> _Instructions to follow_
Find every line with the string "感官性状和物理指标" in it, count them, and reply with that count only.

----------

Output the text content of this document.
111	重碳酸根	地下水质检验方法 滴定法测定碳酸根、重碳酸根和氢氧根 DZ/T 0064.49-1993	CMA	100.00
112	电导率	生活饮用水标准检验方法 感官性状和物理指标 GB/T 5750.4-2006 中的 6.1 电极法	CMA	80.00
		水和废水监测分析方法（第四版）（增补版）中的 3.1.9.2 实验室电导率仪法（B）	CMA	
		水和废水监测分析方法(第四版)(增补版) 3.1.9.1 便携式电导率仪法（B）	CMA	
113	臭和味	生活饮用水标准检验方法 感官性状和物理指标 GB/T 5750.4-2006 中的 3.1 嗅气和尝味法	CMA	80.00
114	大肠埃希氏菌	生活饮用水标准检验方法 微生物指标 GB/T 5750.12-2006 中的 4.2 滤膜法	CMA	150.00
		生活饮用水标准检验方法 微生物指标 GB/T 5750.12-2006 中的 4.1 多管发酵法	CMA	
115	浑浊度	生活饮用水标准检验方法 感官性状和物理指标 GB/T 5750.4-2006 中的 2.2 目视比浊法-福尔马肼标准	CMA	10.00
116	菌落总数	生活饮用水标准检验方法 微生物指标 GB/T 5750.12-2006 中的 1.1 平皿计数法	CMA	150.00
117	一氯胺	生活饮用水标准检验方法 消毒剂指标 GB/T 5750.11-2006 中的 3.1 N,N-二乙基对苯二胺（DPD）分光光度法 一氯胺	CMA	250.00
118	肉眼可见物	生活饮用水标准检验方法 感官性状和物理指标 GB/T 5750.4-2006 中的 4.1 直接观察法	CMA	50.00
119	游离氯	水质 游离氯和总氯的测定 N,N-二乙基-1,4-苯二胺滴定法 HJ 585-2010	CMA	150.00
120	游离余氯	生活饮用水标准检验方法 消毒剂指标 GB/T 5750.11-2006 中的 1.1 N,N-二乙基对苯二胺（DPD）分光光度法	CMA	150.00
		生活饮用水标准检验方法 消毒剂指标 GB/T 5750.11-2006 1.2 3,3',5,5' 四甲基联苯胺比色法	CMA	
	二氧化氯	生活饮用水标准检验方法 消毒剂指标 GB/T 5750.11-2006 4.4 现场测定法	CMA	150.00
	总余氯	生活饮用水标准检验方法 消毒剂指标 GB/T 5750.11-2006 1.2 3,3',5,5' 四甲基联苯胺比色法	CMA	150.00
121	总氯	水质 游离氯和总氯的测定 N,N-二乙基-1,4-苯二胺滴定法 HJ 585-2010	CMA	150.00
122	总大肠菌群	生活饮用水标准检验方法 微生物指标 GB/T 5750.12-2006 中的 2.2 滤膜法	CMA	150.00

----------

> _Reply_
4